What is needed:
Copy the material below line for line, with no changes.

Task material:
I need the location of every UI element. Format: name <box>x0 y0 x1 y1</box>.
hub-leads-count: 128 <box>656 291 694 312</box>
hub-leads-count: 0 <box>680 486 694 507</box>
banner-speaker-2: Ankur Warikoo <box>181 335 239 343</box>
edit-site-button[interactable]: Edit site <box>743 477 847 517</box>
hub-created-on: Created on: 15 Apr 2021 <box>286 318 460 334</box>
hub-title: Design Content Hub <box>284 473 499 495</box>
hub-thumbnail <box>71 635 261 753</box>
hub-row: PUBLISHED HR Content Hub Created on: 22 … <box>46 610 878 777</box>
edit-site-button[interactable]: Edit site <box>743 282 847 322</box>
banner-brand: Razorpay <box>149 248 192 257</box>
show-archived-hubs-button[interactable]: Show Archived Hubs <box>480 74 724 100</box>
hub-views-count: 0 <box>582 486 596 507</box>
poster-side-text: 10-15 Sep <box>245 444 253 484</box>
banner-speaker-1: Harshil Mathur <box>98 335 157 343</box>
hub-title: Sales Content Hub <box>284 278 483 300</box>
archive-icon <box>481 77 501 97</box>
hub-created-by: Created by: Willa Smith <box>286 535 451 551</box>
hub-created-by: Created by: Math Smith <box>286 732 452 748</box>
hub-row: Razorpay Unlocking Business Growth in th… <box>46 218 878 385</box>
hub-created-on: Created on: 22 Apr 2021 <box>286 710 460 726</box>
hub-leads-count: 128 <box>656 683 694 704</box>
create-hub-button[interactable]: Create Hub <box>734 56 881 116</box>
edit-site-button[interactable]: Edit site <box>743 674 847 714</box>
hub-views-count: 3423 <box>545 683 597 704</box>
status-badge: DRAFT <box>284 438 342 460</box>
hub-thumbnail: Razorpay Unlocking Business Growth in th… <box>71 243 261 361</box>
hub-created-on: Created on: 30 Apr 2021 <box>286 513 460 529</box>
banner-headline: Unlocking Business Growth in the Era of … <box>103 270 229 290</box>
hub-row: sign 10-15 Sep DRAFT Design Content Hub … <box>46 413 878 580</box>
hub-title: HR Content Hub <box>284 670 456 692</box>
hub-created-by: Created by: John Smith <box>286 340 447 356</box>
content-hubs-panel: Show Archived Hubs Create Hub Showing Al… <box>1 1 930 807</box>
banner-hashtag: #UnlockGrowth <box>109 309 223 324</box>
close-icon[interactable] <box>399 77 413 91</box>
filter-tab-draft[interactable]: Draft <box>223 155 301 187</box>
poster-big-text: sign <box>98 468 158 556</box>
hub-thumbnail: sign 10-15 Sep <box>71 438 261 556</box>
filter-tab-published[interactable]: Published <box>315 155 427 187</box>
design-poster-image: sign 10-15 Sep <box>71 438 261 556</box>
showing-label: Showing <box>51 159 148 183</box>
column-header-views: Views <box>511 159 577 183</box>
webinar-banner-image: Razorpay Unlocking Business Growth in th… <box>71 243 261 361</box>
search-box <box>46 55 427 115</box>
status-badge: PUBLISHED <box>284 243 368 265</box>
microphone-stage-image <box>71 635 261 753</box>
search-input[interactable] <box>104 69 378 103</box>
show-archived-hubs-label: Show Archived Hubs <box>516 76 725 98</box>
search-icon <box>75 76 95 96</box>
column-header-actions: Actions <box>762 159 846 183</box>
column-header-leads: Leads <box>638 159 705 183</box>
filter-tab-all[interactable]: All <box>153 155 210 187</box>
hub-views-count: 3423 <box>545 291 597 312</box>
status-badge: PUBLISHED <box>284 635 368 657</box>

Completed task:
I need the location of every UI element. Format: name <box>x0 y0 x1 y1</box>.
hub-leads-count: 128 <box>656 291 694 312</box>
hub-leads-count: 0 <box>680 486 694 507</box>
banner-speaker-2: Ankur Warikoo <box>181 335 239 343</box>
edit-site-button[interactable]: Edit site <box>743 477 847 517</box>
hub-created-on: Created on: 15 Apr 2021 <box>286 318 460 334</box>
hub-title: Design Content Hub <box>284 473 499 495</box>
hub-thumbnail <box>71 635 261 753</box>
hub-row: PUBLISHED HR Content Hub Created on: 22 … <box>46 610 878 777</box>
edit-site-button[interactable]: Edit site <box>743 282 847 322</box>
banner-brand: Razorpay <box>149 248 192 257</box>
show-archived-hubs-button[interactable]: Show Archived Hubs <box>480 74 724 100</box>
hub-views-count: 0 <box>582 486 596 507</box>
poster-side-text: 10-15 Sep <box>245 444 253 484</box>
banner-speaker-1: Harshil Mathur <box>98 335 157 343</box>
hub-title: Sales Content Hub <box>284 278 483 300</box>
archive-icon <box>481 77 501 97</box>
hub-created-by: Created by: Willa Smith <box>286 535 451 551</box>
hub-created-by: Created by: Math Smith <box>286 732 452 748</box>
hub-row: Razorpay Unlocking Business Growth in th… <box>46 218 878 385</box>
hub-created-on: Created on: 22 Apr 2021 <box>286 710 460 726</box>
hub-leads-count: 128 <box>656 683 694 704</box>
create-hub-button[interactable]: Create Hub <box>734 56 881 116</box>
edit-site-button[interactable]: Edit site <box>743 674 847 714</box>
hub-views-count: 3423 <box>545 683 597 704</box>
status-badge: DRAFT <box>284 438 342 460</box>
hub-thumbnail: Razorpay Unlocking Business Growth in th… <box>71 243 261 361</box>
hub-created-on: Created on: 30 Apr 2021 <box>286 513 460 529</box>
banner-headline: Unlocking Business Growth in the Era of … <box>103 270 229 290</box>
hub-row: sign 10-15 Sep DRAFT Design Content Hub … <box>46 413 878 580</box>
hub-title: HR Content Hub <box>284 670 456 692</box>
hub-created-by: Created by: John Smith <box>286 340 447 356</box>
content-hubs-panel: Show Archived Hubs Create Hub Showing Al… <box>1 1 930 807</box>
banner-hashtag: #UnlockGrowth <box>109 309 223 324</box>
close-icon[interactable] <box>399 77 413 91</box>
filter-tab-draft[interactable]: Draft <box>223 155 301 187</box>
poster-big-text: sign <box>98 468 158 556</box>
hub-thumbnail: sign 10-15 Sep <box>71 438 261 556</box>
filter-tab-published[interactable]: Published <box>315 155 427 187</box>
design-poster-image: sign 10-15 Sep <box>71 438 261 556</box>
showing-label: Showing <box>51 159 148 183</box>
column-header-views: Views <box>511 159 577 183</box>
webinar-banner-image: Razorpay Unlocking Business Growth in th… <box>71 243 261 361</box>
search-box <box>46 55 427 115</box>
status-badge: PUBLISHED <box>284 243 368 265</box>
microphone-stage-image <box>71 635 261 753</box>
search-input[interactable] <box>104 69 378 103</box>
show-archived-hubs-label: Show Archived Hubs <box>516 76 725 98</box>
search-icon <box>75 76 95 96</box>
column-header-actions: Actions <box>762 159 846 183</box>
column-header-leads: Leads <box>638 159 705 183</box>
filter-tab-all[interactable]: All <box>153 155 210 187</box>
hub-views-count: 3423 <box>545 291 597 312</box>
status-badge: PUBLISHED <box>284 635 368 657</box>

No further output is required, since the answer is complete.